> **Data provided**
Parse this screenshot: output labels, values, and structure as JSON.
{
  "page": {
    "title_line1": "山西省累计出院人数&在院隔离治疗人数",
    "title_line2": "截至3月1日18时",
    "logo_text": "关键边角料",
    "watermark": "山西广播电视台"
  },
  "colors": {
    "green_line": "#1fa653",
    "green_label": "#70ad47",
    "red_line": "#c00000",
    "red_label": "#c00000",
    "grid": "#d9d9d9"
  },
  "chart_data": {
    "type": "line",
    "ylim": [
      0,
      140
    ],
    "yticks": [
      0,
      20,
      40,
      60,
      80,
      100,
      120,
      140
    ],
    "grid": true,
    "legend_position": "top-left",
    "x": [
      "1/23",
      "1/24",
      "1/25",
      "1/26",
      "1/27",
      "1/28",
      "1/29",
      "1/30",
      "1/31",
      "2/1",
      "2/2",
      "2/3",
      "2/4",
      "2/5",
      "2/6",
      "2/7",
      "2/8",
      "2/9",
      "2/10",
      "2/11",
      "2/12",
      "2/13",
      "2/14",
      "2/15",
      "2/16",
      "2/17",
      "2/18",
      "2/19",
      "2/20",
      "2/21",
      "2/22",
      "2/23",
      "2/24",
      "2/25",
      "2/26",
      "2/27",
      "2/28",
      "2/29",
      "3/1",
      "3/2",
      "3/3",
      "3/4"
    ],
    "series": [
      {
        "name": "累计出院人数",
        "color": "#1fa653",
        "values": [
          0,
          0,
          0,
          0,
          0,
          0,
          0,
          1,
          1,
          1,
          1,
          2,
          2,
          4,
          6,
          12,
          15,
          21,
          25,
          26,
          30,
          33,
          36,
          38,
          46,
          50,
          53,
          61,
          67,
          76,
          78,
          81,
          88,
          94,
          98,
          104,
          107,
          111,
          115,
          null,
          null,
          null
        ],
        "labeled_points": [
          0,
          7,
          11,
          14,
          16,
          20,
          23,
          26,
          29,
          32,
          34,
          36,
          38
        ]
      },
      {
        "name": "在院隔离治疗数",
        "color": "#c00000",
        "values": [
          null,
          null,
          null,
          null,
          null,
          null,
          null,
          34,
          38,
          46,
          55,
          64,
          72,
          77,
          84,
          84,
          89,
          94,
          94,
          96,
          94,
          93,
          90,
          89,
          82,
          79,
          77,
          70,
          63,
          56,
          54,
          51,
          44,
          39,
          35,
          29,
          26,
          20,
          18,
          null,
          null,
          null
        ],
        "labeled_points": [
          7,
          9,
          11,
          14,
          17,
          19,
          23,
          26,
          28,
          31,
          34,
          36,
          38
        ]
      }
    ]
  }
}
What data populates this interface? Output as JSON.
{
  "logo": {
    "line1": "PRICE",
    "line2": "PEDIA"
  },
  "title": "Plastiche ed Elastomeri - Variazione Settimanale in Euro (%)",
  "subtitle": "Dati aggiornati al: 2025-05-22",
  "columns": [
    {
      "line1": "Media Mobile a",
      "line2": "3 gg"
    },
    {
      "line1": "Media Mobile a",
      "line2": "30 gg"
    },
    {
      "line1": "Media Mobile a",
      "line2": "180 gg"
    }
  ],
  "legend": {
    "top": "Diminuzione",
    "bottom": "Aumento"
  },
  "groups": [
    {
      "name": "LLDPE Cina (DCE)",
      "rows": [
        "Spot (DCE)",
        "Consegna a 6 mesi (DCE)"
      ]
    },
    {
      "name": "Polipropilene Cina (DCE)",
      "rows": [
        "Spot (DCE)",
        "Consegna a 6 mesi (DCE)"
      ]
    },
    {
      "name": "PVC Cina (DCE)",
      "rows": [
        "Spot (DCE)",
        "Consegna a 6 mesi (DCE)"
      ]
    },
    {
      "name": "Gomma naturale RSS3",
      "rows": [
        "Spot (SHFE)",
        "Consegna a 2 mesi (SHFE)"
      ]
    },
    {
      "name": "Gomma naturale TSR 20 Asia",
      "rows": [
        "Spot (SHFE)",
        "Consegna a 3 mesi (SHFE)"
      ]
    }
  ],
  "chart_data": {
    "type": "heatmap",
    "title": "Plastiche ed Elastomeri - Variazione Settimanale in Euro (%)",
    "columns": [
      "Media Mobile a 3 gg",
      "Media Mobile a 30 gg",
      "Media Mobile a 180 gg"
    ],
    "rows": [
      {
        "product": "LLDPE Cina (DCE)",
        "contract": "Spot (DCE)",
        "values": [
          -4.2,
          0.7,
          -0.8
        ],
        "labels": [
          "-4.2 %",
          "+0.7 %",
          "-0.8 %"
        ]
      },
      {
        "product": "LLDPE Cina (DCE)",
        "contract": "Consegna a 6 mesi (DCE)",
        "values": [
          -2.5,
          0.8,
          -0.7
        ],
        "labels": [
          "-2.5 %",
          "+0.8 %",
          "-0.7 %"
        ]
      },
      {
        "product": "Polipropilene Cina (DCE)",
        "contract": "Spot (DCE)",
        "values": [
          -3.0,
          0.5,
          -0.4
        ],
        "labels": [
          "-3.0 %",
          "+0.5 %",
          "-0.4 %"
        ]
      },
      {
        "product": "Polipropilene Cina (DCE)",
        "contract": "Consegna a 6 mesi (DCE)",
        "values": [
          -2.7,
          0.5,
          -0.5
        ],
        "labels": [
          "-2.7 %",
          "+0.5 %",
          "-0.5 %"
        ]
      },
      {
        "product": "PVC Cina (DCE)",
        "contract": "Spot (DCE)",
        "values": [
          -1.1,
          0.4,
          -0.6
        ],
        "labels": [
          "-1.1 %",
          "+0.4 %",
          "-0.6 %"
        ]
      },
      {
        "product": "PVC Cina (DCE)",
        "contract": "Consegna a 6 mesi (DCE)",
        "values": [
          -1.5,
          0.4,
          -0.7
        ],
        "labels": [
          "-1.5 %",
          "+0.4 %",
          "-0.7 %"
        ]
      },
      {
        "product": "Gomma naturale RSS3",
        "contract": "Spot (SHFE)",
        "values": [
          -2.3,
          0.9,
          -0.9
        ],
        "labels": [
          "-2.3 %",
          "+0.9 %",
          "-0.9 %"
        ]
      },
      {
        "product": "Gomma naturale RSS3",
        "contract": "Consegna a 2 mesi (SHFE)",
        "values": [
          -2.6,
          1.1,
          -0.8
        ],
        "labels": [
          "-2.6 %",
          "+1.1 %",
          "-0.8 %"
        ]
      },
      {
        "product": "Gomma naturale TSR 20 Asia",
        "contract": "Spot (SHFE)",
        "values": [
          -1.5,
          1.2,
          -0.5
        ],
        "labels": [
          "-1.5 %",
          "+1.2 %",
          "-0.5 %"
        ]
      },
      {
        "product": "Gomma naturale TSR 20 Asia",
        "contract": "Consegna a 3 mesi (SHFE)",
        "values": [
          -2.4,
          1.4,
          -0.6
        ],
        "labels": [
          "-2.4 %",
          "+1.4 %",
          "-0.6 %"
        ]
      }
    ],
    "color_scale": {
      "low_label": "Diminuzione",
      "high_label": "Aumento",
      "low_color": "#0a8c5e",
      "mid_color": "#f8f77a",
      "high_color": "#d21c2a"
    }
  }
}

> **What this task involves**
Sift the material for lines with the string "Plastiche". Copy each one found.

> **Final result**
  "title": "Plastiche ed Elastomeri - Variazione Settimanale in Euro (%)",
    "title": "Plastiche ed Elastomeri - Variazione Settimanale in Euro (%)",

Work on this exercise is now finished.